--- Start Data provided ---

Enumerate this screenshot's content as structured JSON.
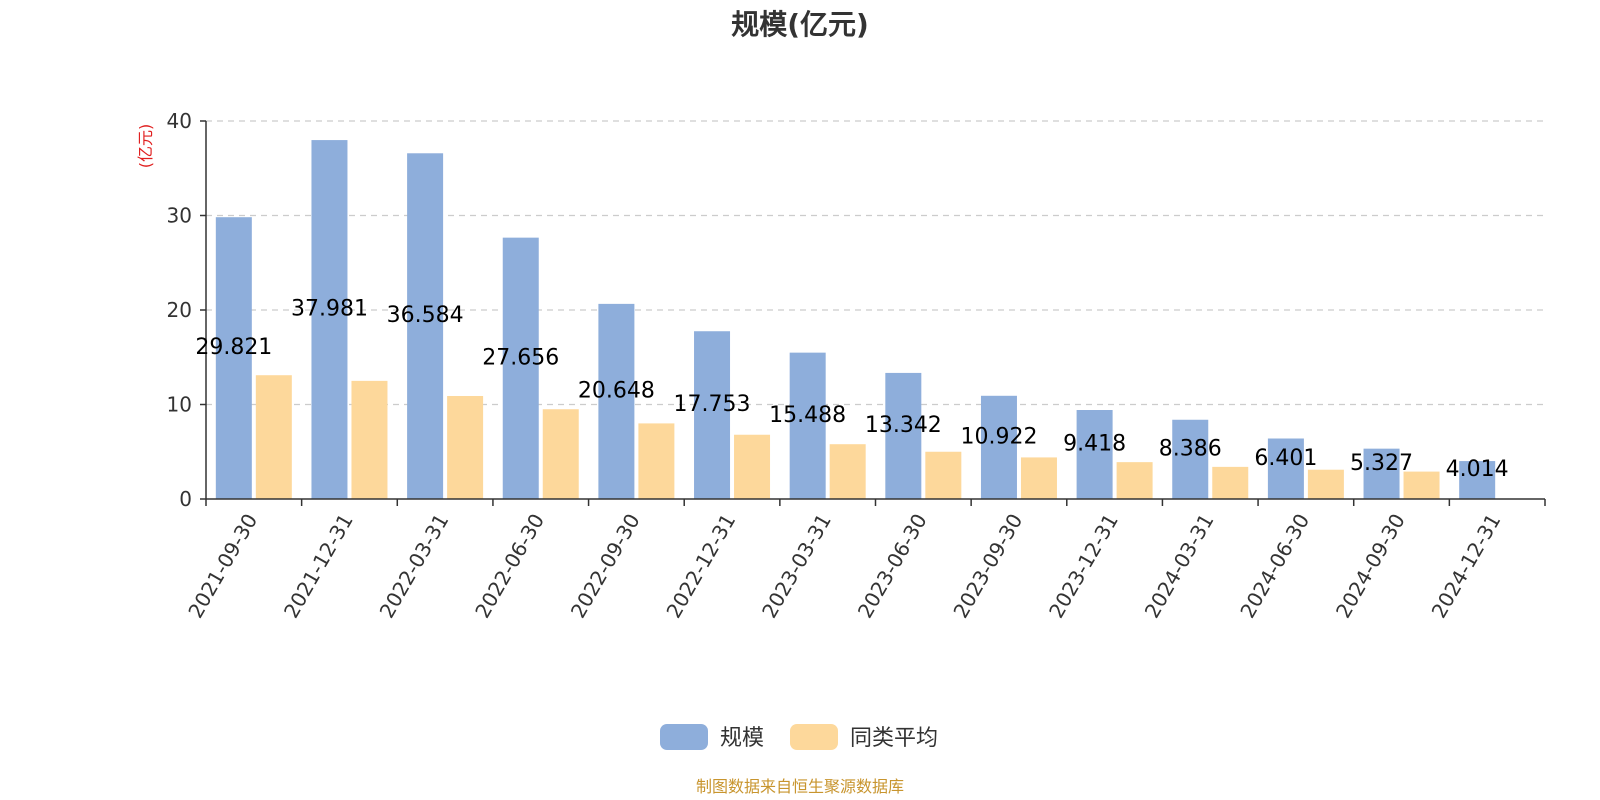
{
  "chart_data": {
    "type": "bar",
    "title": "规模(亿元)",
    "ylabel": "(亿元)",
    "xlabel": "",
    "ylim": [
      0,
      40
    ],
    "yticks": [
      0,
      10,
      20,
      30,
      40
    ],
    "grid": true,
    "legend_position": "bottom",
    "categories": [
      "2021-09-30",
      "2021-12-31",
      "2022-03-31",
      "2022-06-30",
      "2022-09-30",
      "2022-12-31",
      "2023-03-31",
      "2023-06-30",
      "2023-09-30",
      "2023-12-31",
      "2024-03-31",
      "2024-06-30",
      "2024-09-30",
      "2024-12-31"
    ],
    "series": [
      {
        "name": "规模",
        "color": "#8eaedb",
        "values": [
          29.821,
          37.981,
          36.584,
          27.656,
          20.648,
          17.753,
          15.488,
          13.342,
          10.922,
          9.418,
          8.386,
          6.401,
          5.327,
          4.014
        ],
        "labels": [
          "29.821",
          "37.981",
          "36.584",
          "27.656",
          "20.648",
          "17.753",
          "15.488",
          "13.342",
          "10.922",
          "9.418",
          "8.386",
          "6.401",
          "5.327",
          "4.014"
        ]
      },
      {
        "name": "同类平均",
        "color": "#fdd89b",
        "values": [
          13.1,
          12.5,
          10.9,
          9.5,
          8.0,
          6.8,
          5.8,
          5.0,
          4.4,
          3.9,
          3.4,
          3.1,
          2.9,
          null
        ]
      }
    ],
    "source": "制图数据来自恒生聚源数据库"
  }
}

--- End Data provided ---

#### [Work instructions]
Print all entries exactly. The images do not belong in the copy.

#### [Worked answer]
Enumerate this screenshot's content as structured JSON.
{
  "chart_data": {
    "type": "bar",
    "title": "规模(亿元)",
    "ylabel": "(亿元)",
    "xlabel": "",
    "ylim": [
      0,
      40
    ],
    "yticks": [
      0,
      10,
      20,
      30,
      40
    ],
    "grid": true,
    "legend_position": "bottom",
    "categories": [
      "2021-09-30",
      "2021-12-31",
      "2022-03-31",
      "2022-06-30",
      "2022-09-30",
      "2022-12-31",
      "2023-03-31",
      "2023-06-30",
      "2023-09-30",
      "2023-12-31",
      "2024-03-31",
      "2024-06-30",
      "2024-09-30",
      "2024-12-31"
    ],
    "series": [
      {
        "name": "规模",
        "color": "#8eaedb",
        "values": [
          29.821,
          37.981,
          36.584,
          27.656,
          20.648,
          17.753,
          15.488,
          13.342,
          10.922,
          9.418,
          8.386,
          6.401,
          5.327,
          4.014
        ],
        "labels": [
          "29.821",
          "37.981",
          "36.584",
          "27.656",
          "20.648",
          "17.753",
          "15.488",
          "13.342",
          "10.922",
          "9.418",
          "8.386",
          "6.401",
          "5.327",
          "4.014"
        ]
      },
      {
        "name": "同类平均",
        "color": "#fdd89b",
        "values": [
          13.1,
          12.5,
          10.9,
          9.5,
          8.0,
          6.8,
          5.8,
          5.0,
          4.4,
          3.9,
          3.4,
          3.1,
          2.9,
          null
        ]
      }
    ],
    "source": "制图数据来自恒生聚源数据库"
  }
}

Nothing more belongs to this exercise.